What this task involves:
Gather each line containing the string "selection" from these entries.

Stored data:

-- begin --

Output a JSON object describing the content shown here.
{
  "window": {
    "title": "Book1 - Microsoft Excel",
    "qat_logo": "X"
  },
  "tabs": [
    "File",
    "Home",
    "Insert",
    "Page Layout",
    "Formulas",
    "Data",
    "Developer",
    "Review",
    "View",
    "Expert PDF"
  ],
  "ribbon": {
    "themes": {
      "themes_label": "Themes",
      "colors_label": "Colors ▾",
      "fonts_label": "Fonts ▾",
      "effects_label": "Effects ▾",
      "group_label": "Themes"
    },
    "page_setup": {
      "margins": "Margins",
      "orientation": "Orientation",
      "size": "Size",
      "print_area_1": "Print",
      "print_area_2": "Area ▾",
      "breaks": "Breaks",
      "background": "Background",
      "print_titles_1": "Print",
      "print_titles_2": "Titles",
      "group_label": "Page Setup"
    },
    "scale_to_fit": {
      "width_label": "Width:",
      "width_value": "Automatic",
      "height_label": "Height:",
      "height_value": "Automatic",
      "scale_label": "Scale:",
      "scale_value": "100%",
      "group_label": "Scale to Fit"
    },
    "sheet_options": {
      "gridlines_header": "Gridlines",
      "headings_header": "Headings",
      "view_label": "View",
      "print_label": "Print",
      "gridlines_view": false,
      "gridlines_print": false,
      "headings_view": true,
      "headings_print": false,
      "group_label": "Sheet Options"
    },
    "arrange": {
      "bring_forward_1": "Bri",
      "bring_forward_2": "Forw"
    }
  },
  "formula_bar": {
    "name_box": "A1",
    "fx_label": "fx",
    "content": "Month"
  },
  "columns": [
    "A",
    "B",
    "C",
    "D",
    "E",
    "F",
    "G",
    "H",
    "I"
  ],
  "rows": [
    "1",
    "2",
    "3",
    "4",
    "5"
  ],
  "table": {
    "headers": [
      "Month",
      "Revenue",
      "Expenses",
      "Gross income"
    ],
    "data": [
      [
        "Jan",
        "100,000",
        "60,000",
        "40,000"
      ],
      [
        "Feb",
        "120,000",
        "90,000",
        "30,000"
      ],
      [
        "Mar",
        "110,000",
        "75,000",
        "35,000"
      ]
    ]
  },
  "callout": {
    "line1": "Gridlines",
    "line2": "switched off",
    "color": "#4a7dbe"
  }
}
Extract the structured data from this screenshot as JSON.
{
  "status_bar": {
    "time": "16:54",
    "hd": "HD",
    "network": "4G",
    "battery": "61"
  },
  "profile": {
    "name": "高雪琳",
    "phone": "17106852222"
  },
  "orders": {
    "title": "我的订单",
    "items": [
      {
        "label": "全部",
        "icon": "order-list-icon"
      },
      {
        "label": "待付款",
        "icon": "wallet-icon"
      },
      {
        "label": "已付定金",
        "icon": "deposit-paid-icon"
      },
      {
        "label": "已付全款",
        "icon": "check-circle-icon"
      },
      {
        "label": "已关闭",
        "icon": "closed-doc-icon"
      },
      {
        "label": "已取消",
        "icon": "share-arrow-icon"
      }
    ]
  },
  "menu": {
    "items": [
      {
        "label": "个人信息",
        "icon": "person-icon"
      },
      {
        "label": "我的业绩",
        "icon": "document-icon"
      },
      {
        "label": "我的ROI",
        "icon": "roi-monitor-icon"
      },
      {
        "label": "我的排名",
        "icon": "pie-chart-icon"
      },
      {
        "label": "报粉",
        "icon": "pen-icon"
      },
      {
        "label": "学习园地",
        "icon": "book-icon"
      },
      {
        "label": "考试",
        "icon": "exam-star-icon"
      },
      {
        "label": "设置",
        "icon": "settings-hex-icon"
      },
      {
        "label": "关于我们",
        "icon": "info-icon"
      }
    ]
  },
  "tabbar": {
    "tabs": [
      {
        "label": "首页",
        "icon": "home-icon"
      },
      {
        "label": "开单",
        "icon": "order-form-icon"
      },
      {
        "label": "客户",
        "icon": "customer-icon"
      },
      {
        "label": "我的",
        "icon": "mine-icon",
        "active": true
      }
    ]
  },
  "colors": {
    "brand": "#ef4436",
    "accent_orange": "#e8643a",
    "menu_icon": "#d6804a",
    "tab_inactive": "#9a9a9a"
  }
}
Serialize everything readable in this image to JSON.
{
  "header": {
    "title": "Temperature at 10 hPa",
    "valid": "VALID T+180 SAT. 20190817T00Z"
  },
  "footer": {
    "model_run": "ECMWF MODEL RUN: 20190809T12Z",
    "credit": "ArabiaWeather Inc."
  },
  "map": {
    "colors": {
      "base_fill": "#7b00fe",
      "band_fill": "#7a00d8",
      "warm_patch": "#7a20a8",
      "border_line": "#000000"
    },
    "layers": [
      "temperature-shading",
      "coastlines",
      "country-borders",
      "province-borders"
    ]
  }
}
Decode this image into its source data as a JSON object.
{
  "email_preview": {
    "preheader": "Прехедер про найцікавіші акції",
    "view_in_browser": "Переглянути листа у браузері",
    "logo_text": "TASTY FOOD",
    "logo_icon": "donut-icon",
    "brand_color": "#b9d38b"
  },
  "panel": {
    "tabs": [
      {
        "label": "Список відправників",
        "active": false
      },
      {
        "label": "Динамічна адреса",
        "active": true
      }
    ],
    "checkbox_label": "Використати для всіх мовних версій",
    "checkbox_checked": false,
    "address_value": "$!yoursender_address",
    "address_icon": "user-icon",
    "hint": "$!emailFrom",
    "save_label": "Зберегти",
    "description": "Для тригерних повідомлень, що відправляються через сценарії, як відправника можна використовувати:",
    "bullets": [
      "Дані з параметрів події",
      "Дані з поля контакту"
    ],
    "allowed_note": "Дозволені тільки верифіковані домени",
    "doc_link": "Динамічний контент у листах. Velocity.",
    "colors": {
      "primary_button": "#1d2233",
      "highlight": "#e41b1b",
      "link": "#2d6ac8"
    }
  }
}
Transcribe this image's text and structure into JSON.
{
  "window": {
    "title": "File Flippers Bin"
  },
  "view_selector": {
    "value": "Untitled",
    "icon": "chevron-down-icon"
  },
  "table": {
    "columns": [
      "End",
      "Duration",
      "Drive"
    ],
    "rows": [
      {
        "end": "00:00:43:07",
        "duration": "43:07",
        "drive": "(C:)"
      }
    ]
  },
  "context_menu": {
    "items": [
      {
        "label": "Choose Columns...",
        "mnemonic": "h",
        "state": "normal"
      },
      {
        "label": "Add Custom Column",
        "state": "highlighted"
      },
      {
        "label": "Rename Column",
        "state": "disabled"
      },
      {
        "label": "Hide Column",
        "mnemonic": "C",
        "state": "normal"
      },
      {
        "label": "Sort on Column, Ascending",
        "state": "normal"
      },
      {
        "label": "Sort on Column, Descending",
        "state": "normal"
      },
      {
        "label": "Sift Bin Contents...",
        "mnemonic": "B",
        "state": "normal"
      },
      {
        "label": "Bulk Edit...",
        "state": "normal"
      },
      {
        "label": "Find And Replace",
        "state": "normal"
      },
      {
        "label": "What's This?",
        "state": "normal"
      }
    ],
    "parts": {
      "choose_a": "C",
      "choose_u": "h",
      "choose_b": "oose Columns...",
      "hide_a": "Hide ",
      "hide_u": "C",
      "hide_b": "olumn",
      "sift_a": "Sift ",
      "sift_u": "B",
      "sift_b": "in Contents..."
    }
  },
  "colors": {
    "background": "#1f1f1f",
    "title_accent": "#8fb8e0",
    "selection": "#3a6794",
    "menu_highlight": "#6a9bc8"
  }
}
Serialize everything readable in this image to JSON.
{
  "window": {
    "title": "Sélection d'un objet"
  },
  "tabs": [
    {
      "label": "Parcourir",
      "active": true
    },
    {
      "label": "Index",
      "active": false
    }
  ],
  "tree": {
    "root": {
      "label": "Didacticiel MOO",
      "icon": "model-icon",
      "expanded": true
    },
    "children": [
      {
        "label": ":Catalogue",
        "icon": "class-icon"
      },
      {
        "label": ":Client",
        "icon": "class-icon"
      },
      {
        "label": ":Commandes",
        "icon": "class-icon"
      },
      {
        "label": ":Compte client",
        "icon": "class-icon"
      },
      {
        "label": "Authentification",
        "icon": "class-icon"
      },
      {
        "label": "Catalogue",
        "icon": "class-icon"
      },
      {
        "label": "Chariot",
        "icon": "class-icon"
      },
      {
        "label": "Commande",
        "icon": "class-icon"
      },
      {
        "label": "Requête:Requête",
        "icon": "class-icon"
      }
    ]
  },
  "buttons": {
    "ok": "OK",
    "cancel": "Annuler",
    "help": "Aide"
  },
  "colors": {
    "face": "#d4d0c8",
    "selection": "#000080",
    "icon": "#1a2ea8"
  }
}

-- end --

Result of this task:
    "selection": "#3a6794",
    "selection": "#000080",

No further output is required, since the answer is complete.